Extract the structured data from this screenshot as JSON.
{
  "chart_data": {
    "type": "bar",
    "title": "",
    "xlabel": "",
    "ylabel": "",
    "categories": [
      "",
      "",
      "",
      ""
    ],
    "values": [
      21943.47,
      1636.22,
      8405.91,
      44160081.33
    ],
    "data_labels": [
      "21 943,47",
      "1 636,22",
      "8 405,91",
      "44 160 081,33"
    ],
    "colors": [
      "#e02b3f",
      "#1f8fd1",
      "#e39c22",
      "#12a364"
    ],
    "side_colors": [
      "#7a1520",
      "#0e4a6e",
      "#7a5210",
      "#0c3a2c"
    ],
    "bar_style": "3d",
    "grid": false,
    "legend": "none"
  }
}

+--

*What this task involves:* Print all of the data exactly as it was given.

*Task output:*
Extract the structured data from this screenshot as JSON.
{
  "chart_data": {
    "type": "bar",
    "title": "",
    "xlabel": "",
    "ylabel": "",
    "categories": [
      "",
      "",
      "",
      ""
    ],
    "values": [
      21943.47,
      1636.22,
      8405.91,
      44160081.33
    ],
    "data_labels": [
      "21 943,47",
      "1 636,22",
      "8 405,91",
      "44 160 081,33"
    ],
    "colors": [
      "#e02b3f",
      "#1f8fd1",
      "#e39c22",
      "#12a364"
    ],
    "side_colors": [
      "#7a1520",
      "#0e4a6e",
      "#7a5210",
      "#0c3a2c"
    ],
    "bar_style": "3d",
    "grid": false,
    "legend": "none"
  }
}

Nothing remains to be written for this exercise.